##### STORED ROWS #####

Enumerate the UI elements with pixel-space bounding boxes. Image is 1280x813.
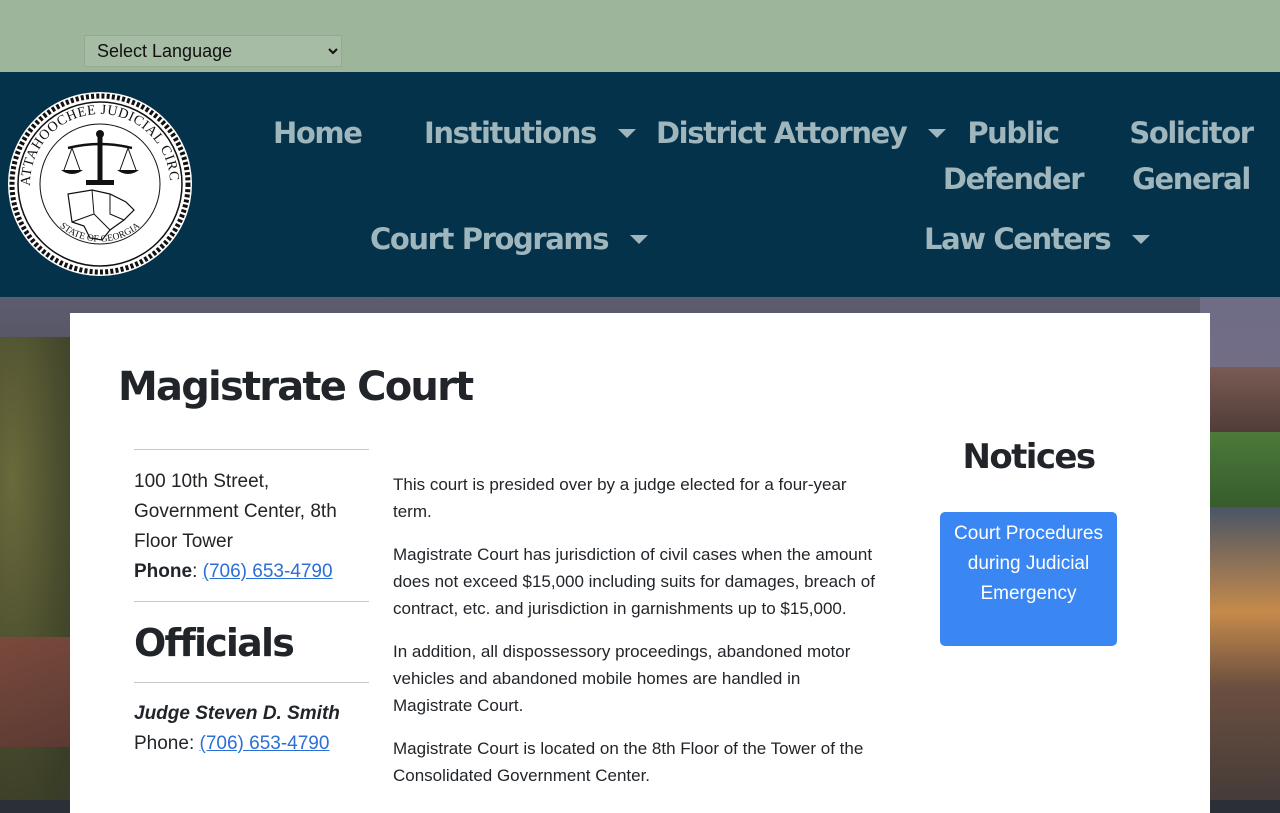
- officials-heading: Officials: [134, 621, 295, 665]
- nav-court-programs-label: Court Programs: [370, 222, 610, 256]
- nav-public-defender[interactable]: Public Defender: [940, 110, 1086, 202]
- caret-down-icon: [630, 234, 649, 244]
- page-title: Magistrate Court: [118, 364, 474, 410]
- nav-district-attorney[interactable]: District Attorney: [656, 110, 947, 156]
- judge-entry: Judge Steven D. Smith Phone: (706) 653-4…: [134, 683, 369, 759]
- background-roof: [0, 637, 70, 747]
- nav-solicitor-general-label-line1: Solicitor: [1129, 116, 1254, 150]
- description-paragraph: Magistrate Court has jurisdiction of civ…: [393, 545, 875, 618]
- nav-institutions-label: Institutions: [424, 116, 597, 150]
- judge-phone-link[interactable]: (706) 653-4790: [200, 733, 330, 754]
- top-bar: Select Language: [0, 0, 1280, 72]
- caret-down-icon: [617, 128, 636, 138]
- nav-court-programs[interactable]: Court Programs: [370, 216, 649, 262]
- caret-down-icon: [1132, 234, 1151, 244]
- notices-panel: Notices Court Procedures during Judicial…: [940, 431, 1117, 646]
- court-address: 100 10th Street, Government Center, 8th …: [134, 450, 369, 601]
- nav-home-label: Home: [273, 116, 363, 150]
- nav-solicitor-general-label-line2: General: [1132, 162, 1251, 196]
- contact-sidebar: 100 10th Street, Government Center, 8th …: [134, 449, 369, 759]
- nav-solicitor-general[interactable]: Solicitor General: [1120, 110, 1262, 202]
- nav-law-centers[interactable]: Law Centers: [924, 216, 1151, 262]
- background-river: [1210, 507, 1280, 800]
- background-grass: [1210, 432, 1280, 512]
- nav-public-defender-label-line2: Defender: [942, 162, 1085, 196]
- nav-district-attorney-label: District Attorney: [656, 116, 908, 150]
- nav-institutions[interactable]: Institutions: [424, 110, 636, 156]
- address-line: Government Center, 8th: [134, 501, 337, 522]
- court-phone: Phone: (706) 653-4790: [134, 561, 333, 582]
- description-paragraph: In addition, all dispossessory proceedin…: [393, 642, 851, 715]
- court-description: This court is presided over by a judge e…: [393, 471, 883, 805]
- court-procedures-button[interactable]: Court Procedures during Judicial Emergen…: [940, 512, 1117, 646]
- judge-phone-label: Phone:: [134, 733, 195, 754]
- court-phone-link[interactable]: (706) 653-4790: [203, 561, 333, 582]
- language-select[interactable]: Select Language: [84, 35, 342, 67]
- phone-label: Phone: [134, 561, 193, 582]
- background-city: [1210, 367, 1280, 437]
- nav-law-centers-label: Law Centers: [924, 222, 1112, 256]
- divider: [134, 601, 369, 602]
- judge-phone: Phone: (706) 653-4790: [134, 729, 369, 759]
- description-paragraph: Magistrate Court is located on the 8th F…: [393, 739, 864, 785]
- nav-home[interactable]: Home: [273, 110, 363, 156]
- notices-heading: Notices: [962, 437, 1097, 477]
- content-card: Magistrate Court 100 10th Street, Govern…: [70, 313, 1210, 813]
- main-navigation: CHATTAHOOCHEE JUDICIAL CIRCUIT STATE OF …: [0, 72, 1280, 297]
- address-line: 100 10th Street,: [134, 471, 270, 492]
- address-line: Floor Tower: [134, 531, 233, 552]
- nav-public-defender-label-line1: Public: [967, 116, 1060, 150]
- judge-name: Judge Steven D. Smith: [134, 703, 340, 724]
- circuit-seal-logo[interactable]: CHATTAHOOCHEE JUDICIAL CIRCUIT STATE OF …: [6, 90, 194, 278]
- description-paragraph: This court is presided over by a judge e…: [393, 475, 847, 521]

#####

▶ **GIVEN TASK**:
Arrange every line of the entries above as a Markdown table with two columns, Row and Line, where Row numbers each line in order and Line holds the line itself. Leave out blank lines and pictures.

▶ **PROBLEM SOLUTION**:
| Row | Line |
|---|---|
| 1 | Enumerate the UI elements with pixel-space bounding boxes. Image is 1280x813. |
| 2 | - officials-heading: Officials: [134, 621, 295, 665] |
| 3 | - nav-court-programs-label: Court Programs: [370, 222, 610, 256] |
| 4 | - nav-public-defender[interactable]: Public Defender: [940, 110, 1086, 202] |
| 5 | - caret-down-icon: [630, 234, 649, 244] |
| 6 | - page-title: Magistrate Court: [118, 364, 474, 410] |
| 7 | - nav-district-attorney[interactable]: District Attorney: [656, 110, 947, 156] |
| 8 | - judge-entry: Judge Steven D. Smith Phone: (706) 653-4…: [134, 683, 369, 759] |
| 9 | - background-roof: [0, 637, 70, 747] |
| 10 | - nav-solicitor-general-label-line1: Solicitor: [1129, 116, 1254, 150] |
| 11 | - description-paragraph: Magistrate Court has jurisdiction of civ…: [393, 545, 875, 618] |
| 12 | - nav-institutions-label: Institutions: [424, 116, 597, 150] |
| 13 | - judge-phone-link[interactable]: (706) 653-4790: [200, 733, 330, 754] |
| 14 | - top-bar: Select Language: [0, 0, 1280, 72] |
| 15 | - caret-down-icon: [617, 128, 636, 138] |
| 16 | - nav-court-programs[interactable]: Court Programs: [370, 216, 649, 262] |
| 17 | - caret-down-icon: [1132, 234, 1151, 244] |
| 18 | - notices-panel: Notices Court Procedures during Judicial…: [940, 431, 1117, 646] |
| 19 | - court-address: 100 10th Street, Government Center, 8th …: [134, 450, 369, 601] |
| 20 | - nav-home-label: Home: [273, 116, 363, 150] |
| 21 | - nav-solicitor-general-label-line2: General: [1132, 162, 1251, 196] |
| 22 | - contact-sidebar: 100 10th Street, Government Center, 8th …: [134, 449, 369, 759] |
| 23 | - nav-solicitor-general[interactable]: Solicitor General: [1120, 110, 1262, 202] |
| 24 | - nav-law-centers[interactable]: Law Centers: [924, 216, 1151, 262] |
| 25 | - background-river: [1210, 507, 1280, 800] |
| 26 | - background-grass: [1210, 432, 1280, 512] |
| 27 | - nav-public-defender-label-line2: Defender: [942, 162, 1085, 196] |
| 28 | - nav-district-attorney-label: District Attorney: [656, 116, 908, 150] |
| 29 | - nav-institutions[interactable]: Institutions: [424, 110, 636, 156] |
| 30 | - address-line: Government Center, 8th: [134, 501, 337, 522] |
| 31 | - court-phone: Phone: (706) 653-4790: [134, 561, 333, 582] |
| 32 | - description-paragraph: In addition, all dispossessory proceedin…: [393, 642, 851, 715] |
| 33 | - court-description: This court is presided over by a judge e…: [393, 471, 883, 805] |
| 34 | - court-procedures-button[interactable]: Court Procedures during Judicial Emergen…: [940, 512, 1117, 646] |
| 35 | - judge-phone-label: Phone:: [134, 733, 195, 754] |
| 36 | - court-phone-link[interactable]: (706) 653-4790: [203, 561, 333, 582] |
| 37 | - language-select[interactable]: Select Language: [84, 35, 342, 67] |
| 38 | - phone-label: Phone: [134, 561, 193, 582] |
| 39 | - background-city: [1210, 367, 1280, 437] |
| 40 | - nav-law-centers-label: Law Centers: [924, 222, 1112, 256] |
| 41 | - divider: [134, 601, 369, 602] |
| 42 | - judge-phone: Phone: (706) 653-4790: [134, 729, 369, 759] |
| 43 | - description-paragraph: Magistrate Court is located on the 8th F…: [393, 739, 864, 785] |
| 44 | - nav-home[interactable]: Home: [273, 110, 363, 156] |
| 45 | - notices-heading: Notices: [962, 437, 1097, 477] |
| 46 | - content-card: Magistrate Court 100 10th Street, Govern…: [70, 313, 1210, 813] |
| 47 | - main-navigation: CHATTAHOOCHEE JUDICIAL CIRCUIT STATE OF …: [0, 72, 1280, 297] |
| 48 | - address-line: 100 10th Street,: [134, 471, 270, 492] |
| 49 | - address-line: Floor Tower: [134, 531, 233, 552] |
| 50 | - nav-public-defender-label-line1: Public: [967, 116, 1060, 150] |
| 51 | - judge-name: Judge Steven D. Smith: [134, 703, 340, 724] |
| 52 | - circuit-seal-logo[interactable]: CHATTAHOOCHEE JUDICIAL CIRCUIT STATE OF …: [6, 90, 194, 278] |
| 53 | - description-paragraph: This court is presided over by a judge e…: [393, 475, 847, 521] |